----- Excerpt provided

Our love expanded — no longer just about us — but reaching outward: a love between the reader and the line, between strangers in a bookstore, between the city and the world it quietly holds inside.

January 28,

We got to Angoulême from two opposite ends of the world around midnight, stepping off the train into a cold breeze that was almost refreshing after the long journey. As we made our way up the hills, dragging our luggage behind us with the wheels stammering on the stone, we kept stopping to stare at these murals —huge, right there on the buildings, like the whole city had been built inside a comic book.

For a moment, exhaustion loosens its grip. We are children again, seeing something for the first time, something too big to name but simple enough to feel. How strange, to stand before a wall and feel it watching you back. How utterly thrilling, to belong, even for a moment, inside a story that was not our own.

We were ready for the next day.

January 29,

The rain started early. We had to collect our festival badges at Grands Salons de l’Hôtel de Ville and we had this dumb idea in our heads that Hôtel meant an actual hotel, a fancy modernist hotel. And of course, we got lost. But getting lost is its own kind of luck. We stop strangers with our pathetic French, gesture toward our phones. Nothing worked. Then we had an idea, look for people wearing badges because they must be staff or attendees — people who know the way. And then we lifted our heads, and suddenly — badges everywhere — on the small swinging ribbons of lanyards. The city itself had become the festival. Or perhaps, the festival had become the city.

The words exchanged with locals are mostly incomprehensible. Half the time, we didn’t know what people were saying, but they’d point, and that was enough. I remember boyfriend mumbling to me, “It’s fine, fuck it, really. We just need to figure out the general direction first, then we’ll keep asking”. We kept at it, stopping every few steps, nodding like we understood a damn thing, and somehow, somehow we made it to the Hôtel. The staff, eager, generous. We asked for directions- they took us by the hand. We asked if we may enter today- they did not simply say yes; they showed us the way, and guided us through. The whole thing fed by the endless murmurs of social media: the French are cold, the French are unkind, to be Asian here is to be unwelcome — just went up in smoke. A language not of words but of gestures, of hands guiding, of faces soft with welcome. It was a moment that confirmed what had already begun to feel obvious- Angoulême, during the festival, was a place where art and human connection mattered more than barriers of language or background.

----------
----- Material provided

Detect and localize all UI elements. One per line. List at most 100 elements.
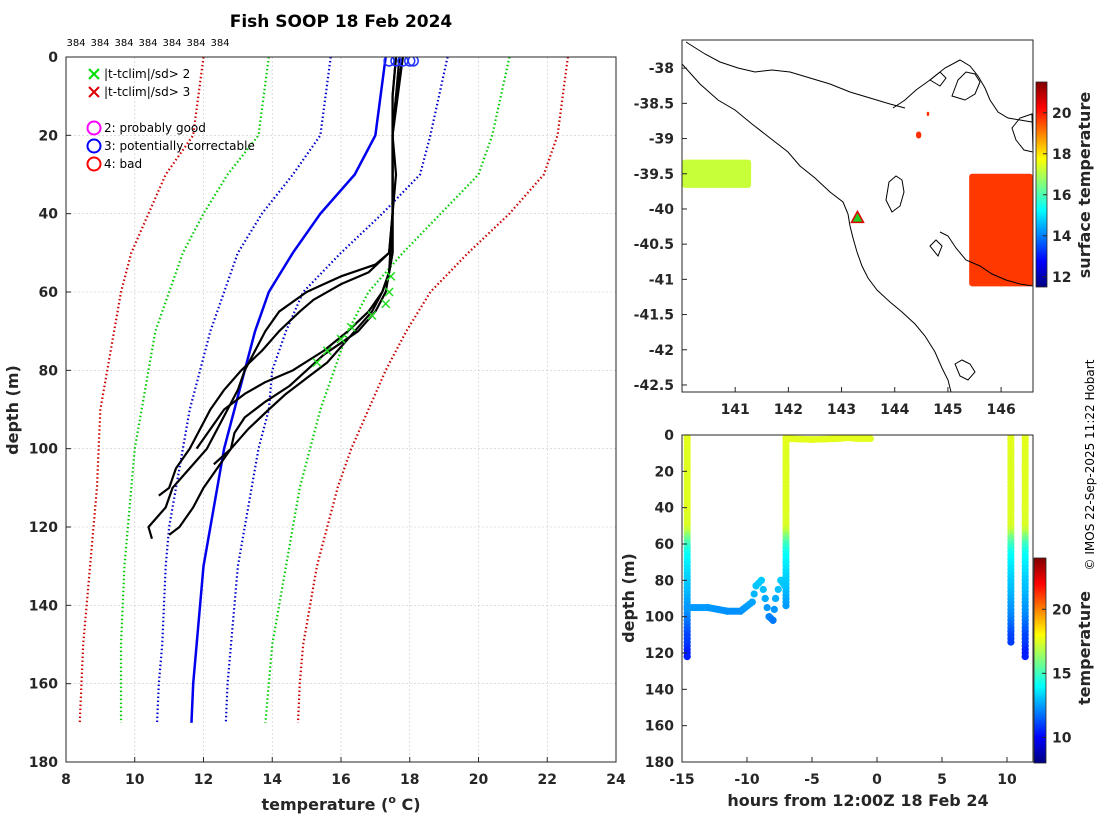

----------

**Problem to solve:** Please extend the Angoulême diary, picking up after its final sentence. The listing comes from a separate source and is unrelated to the Angoulême diary.

**Written response:**
The whole day was pretty much for publishers, so as artists, we couldn’t get in. Hence, we figured we would just wander around instead. The city is more than just murals — it was, at the roughest definitions, the way people live. Like everything, from the streets to the people themselves, had been sketched right into place, ink still fresh, colors still settling. My words for this city are just not enough for this.

January 30,

The adventure began. The day was bathed in bright sunlight.

We did our best to hit every spot and booth we could, but we ended up completely lost in Le Monde des Bulles et Place du Champ de Mars. Or, I hope that’s what it was called. The space was dominated by Franco-Belgian comic publishers and artists, offering a glimpse into the global comic scene, though I wondered if it could be called a glimpse at all — more like an immersion, a flood of color and form. I was struck by the extraordinary quality of the graphics. The printing standards at most of the publishers were exceedingly high, and although I was unable to fully comprehend the content, except 1984, the visual craftsmanship spoke for itself. It was a reminder of the vast potential for artistic expression, and in that moment, I was filled with a deep sense of inspiration.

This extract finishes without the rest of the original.